Extract the lines that carry the string "documentos" from the listing.

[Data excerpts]
— BEGIN —
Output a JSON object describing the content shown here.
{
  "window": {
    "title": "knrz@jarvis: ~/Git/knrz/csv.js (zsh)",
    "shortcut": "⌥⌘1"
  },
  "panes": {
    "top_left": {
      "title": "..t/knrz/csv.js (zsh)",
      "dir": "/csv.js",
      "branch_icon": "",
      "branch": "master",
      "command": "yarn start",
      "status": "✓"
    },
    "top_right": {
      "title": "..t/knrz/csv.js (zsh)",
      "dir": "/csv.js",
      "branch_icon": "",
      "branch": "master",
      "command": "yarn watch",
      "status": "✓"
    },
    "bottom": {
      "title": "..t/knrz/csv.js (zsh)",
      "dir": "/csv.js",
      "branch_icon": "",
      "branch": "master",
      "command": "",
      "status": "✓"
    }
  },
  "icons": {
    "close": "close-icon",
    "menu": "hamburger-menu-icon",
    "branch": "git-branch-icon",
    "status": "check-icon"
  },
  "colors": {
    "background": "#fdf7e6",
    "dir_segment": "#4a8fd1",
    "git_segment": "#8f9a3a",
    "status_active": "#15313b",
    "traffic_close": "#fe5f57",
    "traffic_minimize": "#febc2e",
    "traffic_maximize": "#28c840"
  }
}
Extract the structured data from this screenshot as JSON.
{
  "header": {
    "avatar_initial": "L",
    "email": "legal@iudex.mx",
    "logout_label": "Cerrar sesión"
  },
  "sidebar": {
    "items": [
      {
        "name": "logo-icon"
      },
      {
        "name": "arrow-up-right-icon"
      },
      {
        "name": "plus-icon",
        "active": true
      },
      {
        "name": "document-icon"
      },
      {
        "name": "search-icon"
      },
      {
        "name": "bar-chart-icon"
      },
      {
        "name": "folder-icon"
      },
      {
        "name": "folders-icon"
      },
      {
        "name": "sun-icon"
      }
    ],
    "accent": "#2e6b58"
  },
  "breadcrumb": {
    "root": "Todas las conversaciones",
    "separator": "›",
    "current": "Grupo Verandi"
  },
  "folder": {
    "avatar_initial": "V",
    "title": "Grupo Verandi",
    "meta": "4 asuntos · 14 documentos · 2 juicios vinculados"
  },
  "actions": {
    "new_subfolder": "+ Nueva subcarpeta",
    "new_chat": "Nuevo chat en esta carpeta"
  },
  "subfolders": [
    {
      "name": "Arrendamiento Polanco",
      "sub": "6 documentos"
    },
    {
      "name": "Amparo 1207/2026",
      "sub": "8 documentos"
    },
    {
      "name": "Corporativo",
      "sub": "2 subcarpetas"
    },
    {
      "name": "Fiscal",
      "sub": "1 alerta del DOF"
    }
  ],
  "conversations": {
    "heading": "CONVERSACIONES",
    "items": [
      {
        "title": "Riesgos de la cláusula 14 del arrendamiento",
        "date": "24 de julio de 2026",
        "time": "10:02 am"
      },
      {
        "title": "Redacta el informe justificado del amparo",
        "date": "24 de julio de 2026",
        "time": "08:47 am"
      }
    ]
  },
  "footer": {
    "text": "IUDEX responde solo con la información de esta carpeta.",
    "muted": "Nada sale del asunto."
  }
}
— END —
__ANSWER TO THE PROBLEM__:
    "meta": "4 asuntos · 14 documentos · 2 juicios vinculados"
      "sub": "6 documentos"
      "sub": "8 documentos"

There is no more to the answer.